• The problem:
Return each line of the data below exactly, omitting any pictures.

• The data:
>> start

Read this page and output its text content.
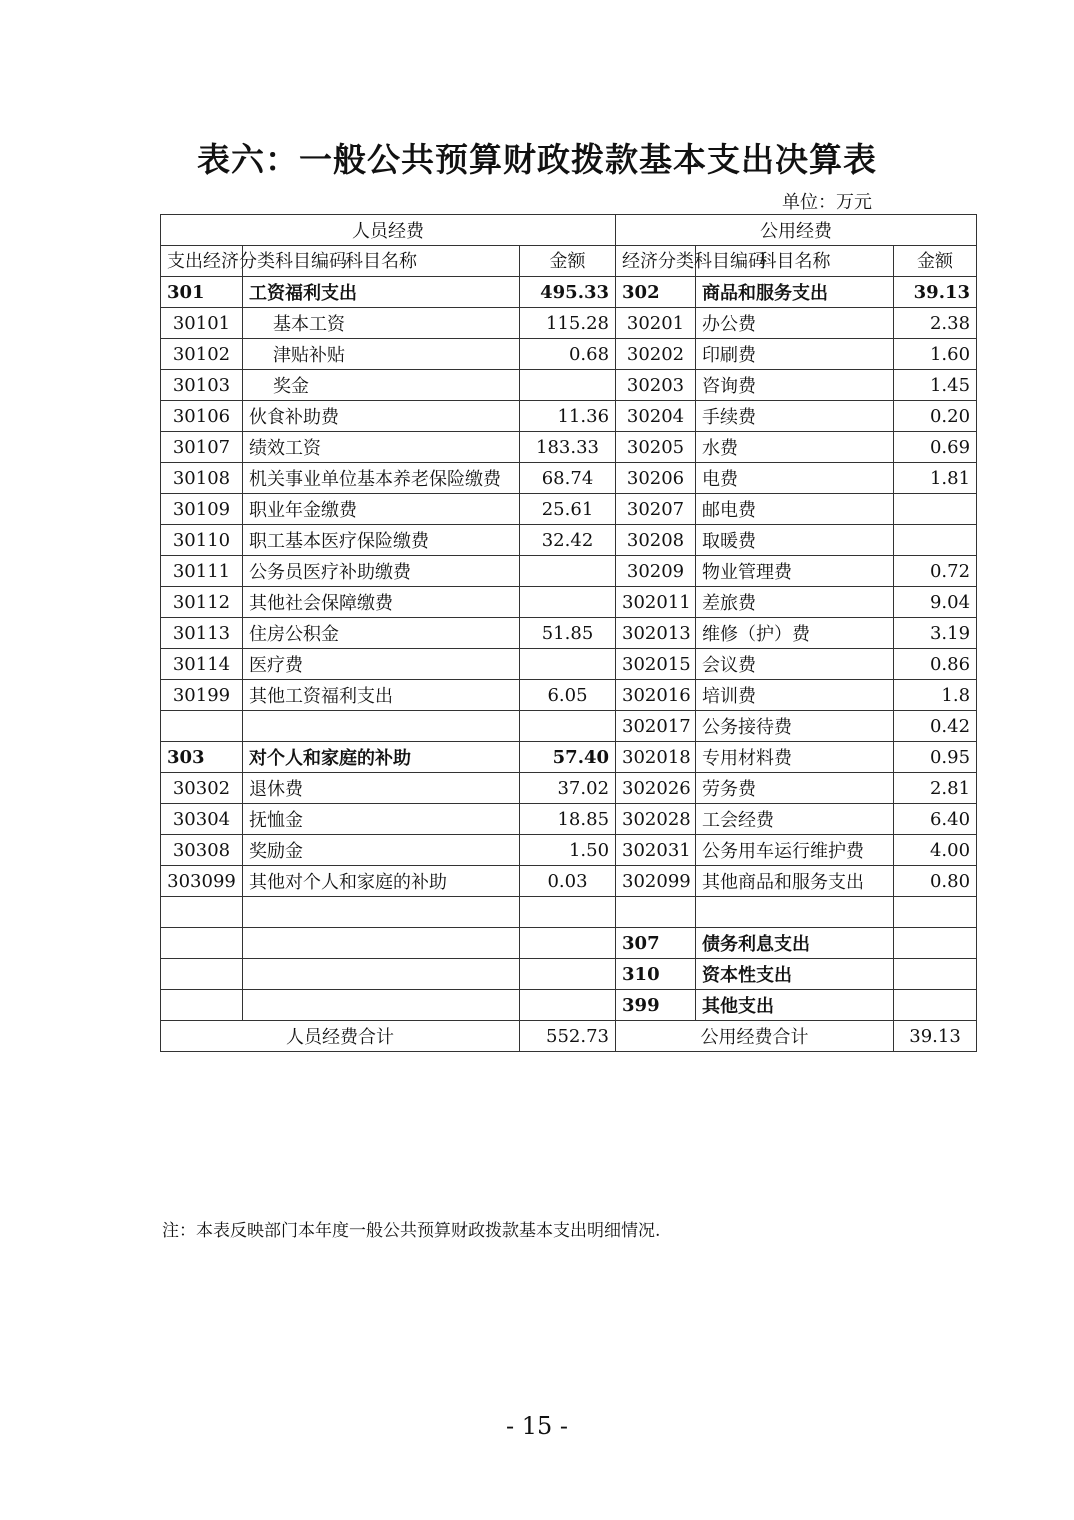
表六：一般公共预算财政拨款基本支出决算表
单位：万元
人员经费			公用经费		
支出经济分类科目编码	科目名称	金额	经济分类科目编码	科目名称	金额
301	工资福利支出	495.33	302	商品和服务支出	39.13
30101	基本工资	115.28	30201	办公费	2.38
30102	津贴补贴	0.68	30202	印刷费	1.60
30103	奖金		30203	咨询费	1.45
30106	伙食补助费	11.36	30204	手续费	0.20
30107	绩效工资	183.33	30205	水费	0.69
30108	机关事业单位基本养老保险缴费	68.74	30206	电费	1.81
30109	职业年金缴费	25.61	30207	邮电费	
30110	职工基本医疗保险缴费	32.42	30208	取暖费	
30111	公务员医疗补助缴费		30209	物业管理费	0.72
30112	其他社会保障缴费		302011	差旅费	9.04
30113	住房公积金	51.85	302013	维修（护）费	3.19
30114	医疗费		302015	会议费	0.86
30199	其他工资福利支出	6.05	302016	培训费	1.8
			302017	公务接待费	0.42
303	对个人和家庭的补助	57.40	302018	专用材料费	0.95
30302	退休费	37.02	302026	劳务费	2.81
30304	抚恤金	18.85	302028	工会经费	6.40
30308	奖励金	1.50	302031	公务用车运行维护费	4.00
303099	其他对个人和家庭的补助	0.03	302099	其他商品和服务支出	0.80

			307	债务利息支出	
			310	资本性支出	
			399	其他支出	
人员经费合计		552.73	公用经费合计		39.13
注：本表反映部门本年度一般公共预算财政拨款基本支出明细情况.
- 15 -
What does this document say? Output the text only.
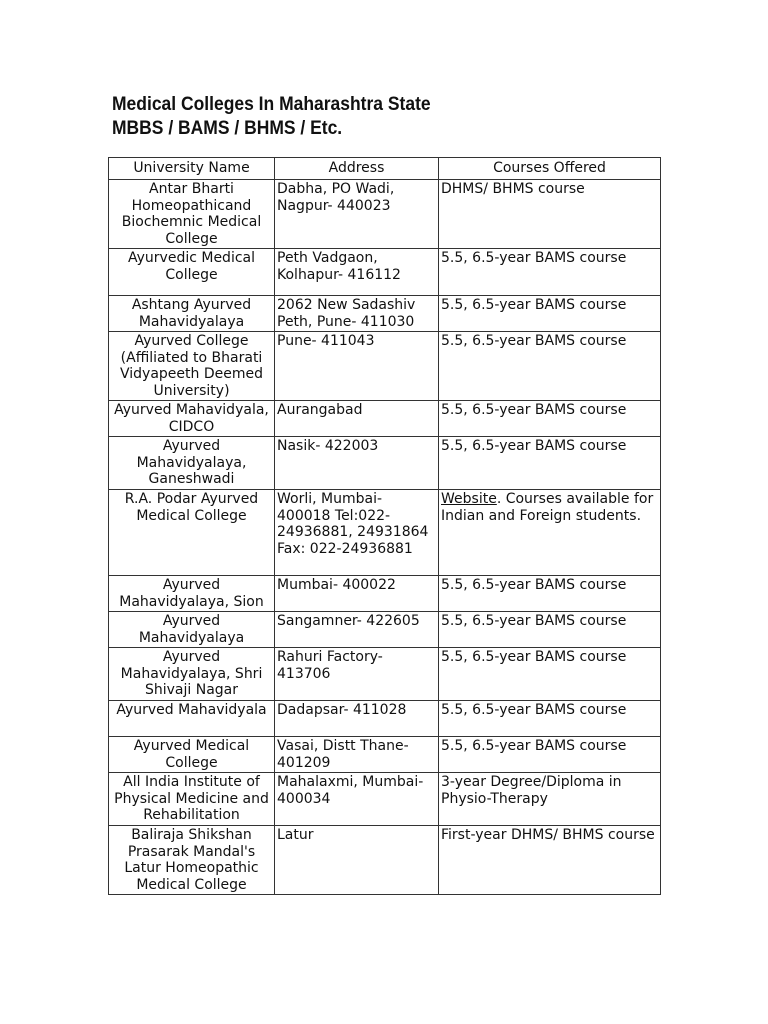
Medical Colleges In Maharashtra State
MBBS / BAMS / BHMS / Etc.
University Name	Address	Courses Offered
Antar Bharti Homeopathicand Biochemnic Medical College	Dabha, PO Wadi, Nagpur- 440023	DHMS/ BHMS course
Ayurvedic Medical College	Peth Vadgaon, Kolhapur- 416112	5.5, 6.5-year BAMS course
Ashtang Ayurved Mahavidyalaya	2062 New Sadashiv Peth, Pune- 411030	5.5, 6.5-year BAMS course
Ayurved College (Affiliated to Bharati Vidyapeeth Deemed University)	Pune- 411043	5.5, 6.5-year BAMS course
Ayurved Mahavidyala, CIDCO	Aurangabad	5.5, 6.5-year BAMS course
Ayurved Mahavidyalaya, Ganeshwadi	Nasik- 422003	5.5, 6.5-year BAMS course
R.A. Podar Ayurved Medical College	Worli, Mumbai- 400018 Tel:022-24936881, 24931864 Fax: 022-24936881	Website. Courses available for Indian and Foreign students.
Ayurved Mahavidyalaya, Sion	Mumbai- 400022	5.5, 6.5-year BAMS course
Ayurved Mahavidyalaya	Sangamner- 422605	5.5, 6.5-year BAMS course
Ayurved Mahavidyalaya, Shri Shivaji Nagar	Rahuri Factory- 413706	5.5, 6.5-year BAMS course
Ayurved Mahavidyala	Dadapsar- 411028	5.5, 6.5-year BAMS course
Ayurved Medical College	Vasai, Distt Thane- 401209	5.5, 6.5-year BAMS course
All India Institute of Physical Medicine and Rehabilitation	Mahalaxmi, Mumbai- 400034	3-year Degree/Diploma in Physio-Therapy
Baliraja Shikshan Prasarak Mandal's Latur Homeopathic Medical College	Latur	First-year DHMS/ BHMS course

>> end

• Correct response:
Read this page and output its text content.
表六：一般公共预算财政拨款基本支出决算表
单位：万元
人员经费			公用经费		
支出经济分类科目编码	科目名称	金额	经济分类科目编码	科目名称	金额
301	工资福利支出	495.33	302	商品和服务支出	39.13
30101	基本工资	115.28	30201	办公费	2.38
30102	津贴补贴	0.68	30202	印刷费	1.60
30103	奖金		30203	咨询费	1.45
30106	伙食补助费	11.36	30204	手续费	0.20
30107	绩效工资	183.33	30205	水费	0.69
30108	机关事业单位基本养老保险缴费	68.74	30206	电费	1.81
30109	职业年金缴费	25.61	30207	邮电费	
30110	职工基本医疗保险缴费	32.42	30208	取暖费	
30111	公务员医疗补助缴费		30209	物业管理费	0.72
30112	其他社会保障缴费		302011	差旅费	9.04
30113	住房公积金	51.85	302013	维修（护）费	3.19
30114	医疗费		302015	会议费	0.86
30199	其他工资福利支出	6.05	302016	培训费	1.8
			302017	公务接待费	0.42
303	对个人和家庭的补助	57.40	302018	专用材料费	0.95
30302	退休费	37.02	302026	劳务费	2.81
30304	抚恤金	18.85	302028	工会经费	6.40
30308	奖励金	1.50	302031	公务用车运行维护费	4.00
303099	其他对个人和家庭的补助	0.03	302099	其他商品和服务支出	0.80

			307	债务利息支出	
			310	资本性支出	
			399	其他支出	
人员经费合计		552.73	公用经费合计		39.13
注：本表反映部门本年度一般公共预算财政拨款基本支出明细情况.
- 15 -
What does this document say? Output the text only.
Medical Colleges In Maharashtra State
MBBS / BAMS / BHMS / Etc.
University Name	Address	Courses Offered
Antar Bharti Homeopathicand Biochemnic Medical College	Dabha, PO Wadi, Nagpur- 440023	DHMS/ BHMS course
Ayurvedic Medical College	Peth Vadgaon, Kolhapur- 416112	5.5, 6.5-year BAMS course
Ashtang Ayurved Mahavidyalaya	2062 New Sadashiv Peth, Pune- 411030	5.5, 6.5-year BAMS course
Ayurved College (Affiliated to Bharati Vidyapeeth Deemed University)	Pune- 411043	5.5, 6.5-year BAMS course
Ayurved Mahavidyala, CIDCO	Aurangabad	5.5, 6.5-year BAMS course
Ayurved Mahavidyalaya, Ganeshwadi	Nasik- 422003	5.5, 6.5-year BAMS course
R.A. Podar Ayurved Medical College	Worli, Mumbai- 400018 Tel:022-24936881, 24931864 Fax: 022-24936881	Website. Courses available for Indian and Foreign students.
Ayurved Mahavidyalaya, Sion	Mumbai- 400022	5.5, 6.5-year BAMS course
Ayurved Mahavidyalaya	Sangamner- 422605	5.5, 6.5-year BAMS course
Ayurved Mahavidyalaya, Shri Shivaji Nagar	Rahuri Factory- 413706	5.5, 6.5-year BAMS course
Ayurved Mahavidyala	Dadapsar- 411028	5.5, 6.5-year BAMS course
Ayurved Medical College	Vasai, Distt Thane- 401209	5.5, 6.5-year BAMS course
All India Institute of Physical Medicine and Rehabilitation	Mahalaxmi, Mumbai- 400034	3-year Degree/Diploma in Physio-Therapy
Baliraja Shikshan Prasarak Mandal's Latur Homeopathic Medical College	Latur	First-year DHMS/ BHMS course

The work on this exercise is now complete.